Job –
Transcribe all of the material below word for word and leave out its pictures.

Task data –
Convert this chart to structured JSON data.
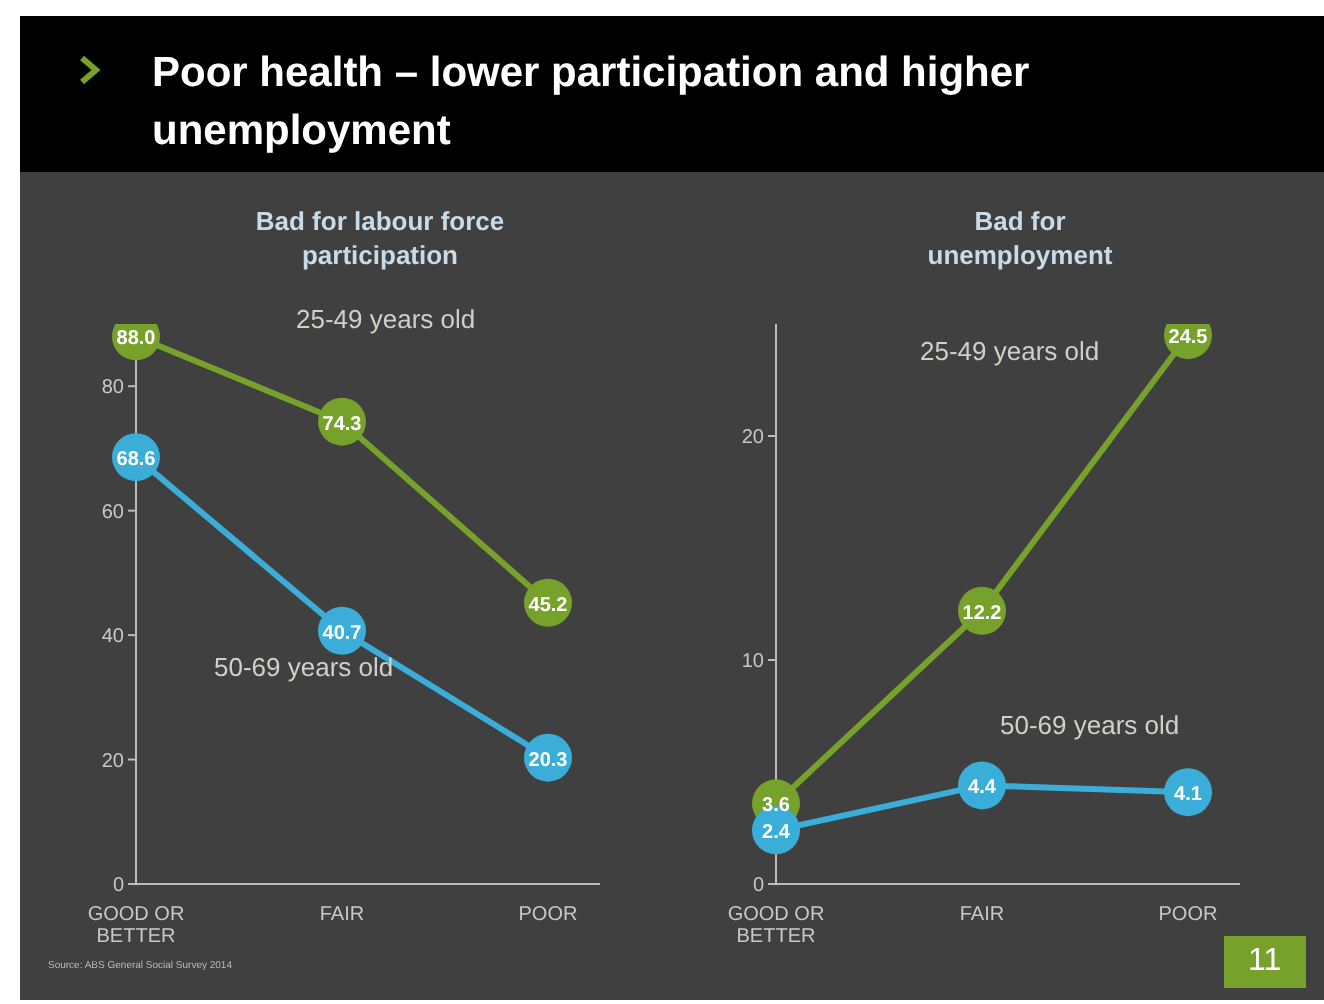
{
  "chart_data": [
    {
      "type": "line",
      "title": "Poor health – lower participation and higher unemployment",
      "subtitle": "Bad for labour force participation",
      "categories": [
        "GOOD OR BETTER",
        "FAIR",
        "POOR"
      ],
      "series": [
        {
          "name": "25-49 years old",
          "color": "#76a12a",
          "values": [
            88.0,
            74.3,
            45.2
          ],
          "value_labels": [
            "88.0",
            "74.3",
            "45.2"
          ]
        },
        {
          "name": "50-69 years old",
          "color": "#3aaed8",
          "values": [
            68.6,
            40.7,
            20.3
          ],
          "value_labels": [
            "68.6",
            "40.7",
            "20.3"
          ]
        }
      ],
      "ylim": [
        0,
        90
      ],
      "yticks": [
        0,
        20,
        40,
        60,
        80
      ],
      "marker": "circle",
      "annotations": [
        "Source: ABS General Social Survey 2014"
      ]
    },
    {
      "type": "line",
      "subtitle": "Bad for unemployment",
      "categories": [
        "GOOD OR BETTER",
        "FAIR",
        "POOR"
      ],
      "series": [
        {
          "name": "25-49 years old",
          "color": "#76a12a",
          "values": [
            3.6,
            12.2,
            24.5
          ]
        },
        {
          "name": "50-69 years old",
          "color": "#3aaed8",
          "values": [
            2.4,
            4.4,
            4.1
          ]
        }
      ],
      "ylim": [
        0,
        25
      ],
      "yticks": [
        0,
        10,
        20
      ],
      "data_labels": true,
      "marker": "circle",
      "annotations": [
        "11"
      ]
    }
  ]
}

Full output –
Convert this chart to structured JSON data.
{
  "chart_data": [
    {
      "type": "line",
      "title": "Poor health – lower participation and higher unemployment",
      "subtitle": "Bad for labour force participation",
      "categories": [
        "GOOD OR BETTER",
        "FAIR",
        "POOR"
      ],
      "series": [
        {
          "name": "25-49 years old",
          "color": "#76a12a",
          "values": [
            88.0,
            74.3,
            45.2
          ],
          "value_labels": [
            "88.0",
            "74.3",
            "45.2"
          ]
        },
        {
          "name": "50-69 years old",
          "color": "#3aaed8",
          "values": [
            68.6,
            40.7,
            20.3
          ],
          "value_labels": [
            "68.6",
            "40.7",
            "20.3"
          ]
        }
      ],
      "ylim": [
        0,
        90
      ],
      "yticks": [
        0,
        20,
        40,
        60,
        80
      ],
      "marker": "circle",
      "annotations": [
        "Source: ABS General Social Survey 2014"
      ]
    },
    {
      "type": "line",
      "subtitle": "Bad for unemployment",
      "categories": [
        "GOOD OR BETTER",
        "FAIR",
        "POOR"
      ],
      "series": [
        {
          "name": "25-49 years old",
          "color": "#76a12a",
          "values": [
            3.6,
            12.2,
            24.5
          ]
        },
        {
          "name": "50-69 years old",
          "color": "#3aaed8",
          "values": [
            2.4,
            4.4,
            4.1
          ]
        }
      ],
      "ylim": [
        0,
        25
      ],
      "yticks": [
        0,
        10,
        20
      ],
      "data_labels": true,
      "marker": "circle",
      "annotations": [
        "11"
      ]
    }
  ]
}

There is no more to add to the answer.